[START The data]

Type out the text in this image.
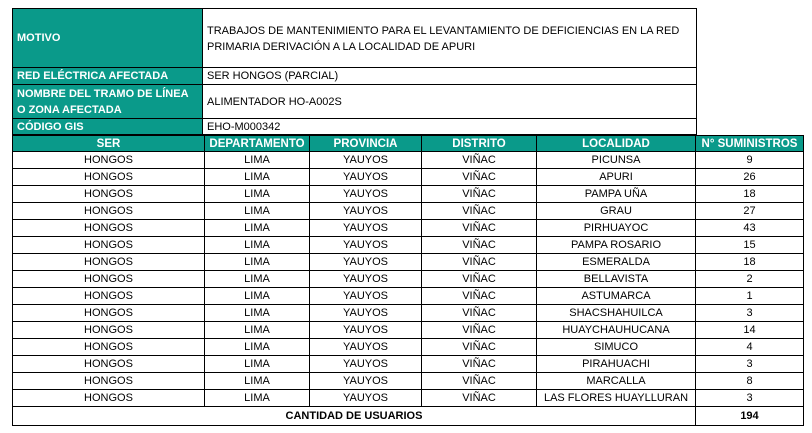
MOTIVO	TRABAJOS DE MANTENIMIENTO PARA EL LEVANTAMIENTO DE DEFICIENCIAS EN LA RED PRIMARIA DERIVACIÓN A LA LOCALIDAD DE APURI
RED ELÉCTRICA AFECTADA	SER HONGOS (PARCIAL)

NOMBRE DEL TRAMO DE LÍNEA
O ZONA AFECTADA	ALIMENTADOR HO-A002S
CÓDIGO GIS	EHO-M000342
SER	DEPARTAMENTO	PROVINCIA	DISTRITO	LOCALIDAD	N° SUMINISTROS
HONGOS	LIMA	YAUYOS	VIÑAC	PICUNSA	9
HONGOS	LIMA	YAUYOS	VIÑAC	APURI	26
HONGOS	LIMA	YAUYOS	VIÑAC	PAMPA UÑA	18
HONGOS	LIMA	YAUYOS	VIÑAC	GRAU	27
HONGOS	LIMA	YAUYOS	VIÑAC	PIRHUAYOC	43
HONGOS	LIMA	YAUYOS	VIÑAC	PAMPA ROSARIO	15
HONGOS	LIMA	YAUYOS	VIÑAC	ESMERALDA	18
HONGOS	LIMA	YAUYOS	VIÑAC	BELLAVISTA	2
HONGOS	LIMA	YAUYOS	VIÑAC	ASTUMARCA	1
HONGOS	LIMA	YAUYOS	VIÑAC	SHACSHAHUILCA	3
HONGOS	LIMA	YAUYOS	VIÑAC	HUAYCHAUHUCANA	14
HONGOS	LIMA	YAUYOS	VIÑAC	SIMUCO	4
HONGOS	LIMA	YAUYOS	VIÑAC	PIRAHUACHI	3
HONGOS	LIMA	YAUYOS	VIÑAC	MARCALLA	8
HONGOS	LIMA	YAUYOS	VIÑAC	LAS FLORES HUAYLLURAN	3
CANTIDAD DE USUARIOS					194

[END The data]

Stated goal
Without including any picture, retype the entries exactly.

Full solution
Type out the text in this image.
MOTIVO	TRABAJOS DE MANTENIMIENTO PARA EL LEVANTAMIENTO DE DEFICIENCIAS EN LA RED PRIMARIA DERIVACIÓN A LA LOCALIDAD DE APURI
RED ELÉCTRICA AFECTADA	SER HONGOS (PARCIAL)

NOMBRE DEL TRAMO DE LÍNEA
O ZONA AFECTADA	ALIMENTADOR HO-A002S
CÓDIGO GIS	EHO-M000342
SER	DEPARTAMENTO	PROVINCIA	DISTRITO	LOCALIDAD	N° SUMINISTROS
HONGOS	LIMA	YAUYOS	VIÑAC	PICUNSA	9
HONGOS	LIMA	YAUYOS	VIÑAC	APURI	26
HONGOS	LIMA	YAUYOS	VIÑAC	PAMPA UÑA	18
HONGOS	LIMA	YAUYOS	VIÑAC	GRAU	27
HONGOS	LIMA	YAUYOS	VIÑAC	PIRHUAYOC	43
HONGOS	LIMA	YAUYOS	VIÑAC	PAMPA ROSARIO	15
HONGOS	LIMA	YAUYOS	VIÑAC	ESMERALDA	18
HONGOS	LIMA	YAUYOS	VIÑAC	BELLAVISTA	2
HONGOS	LIMA	YAUYOS	VIÑAC	ASTUMARCA	1
HONGOS	LIMA	YAUYOS	VIÑAC	SHACSHAHUILCA	3
HONGOS	LIMA	YAUYOS	VIÑAC	HUAYCHAUHUCANA	14
HONGOS	LIMA	YAUYOS	VIÑAC	SIMUCO	4
HONGOS	LIMA	YAUYOS	VIÑAC	PIRAHUACHI	3
HONGOS	LIMA	YAUYOS	VIÑAC	MARCALLA	8
HONGOS	LIMA	YAUYOS	VIÑAC	LAS FLORES HUAYLLURAN	3
CANTIDAD DE USUARIOS					194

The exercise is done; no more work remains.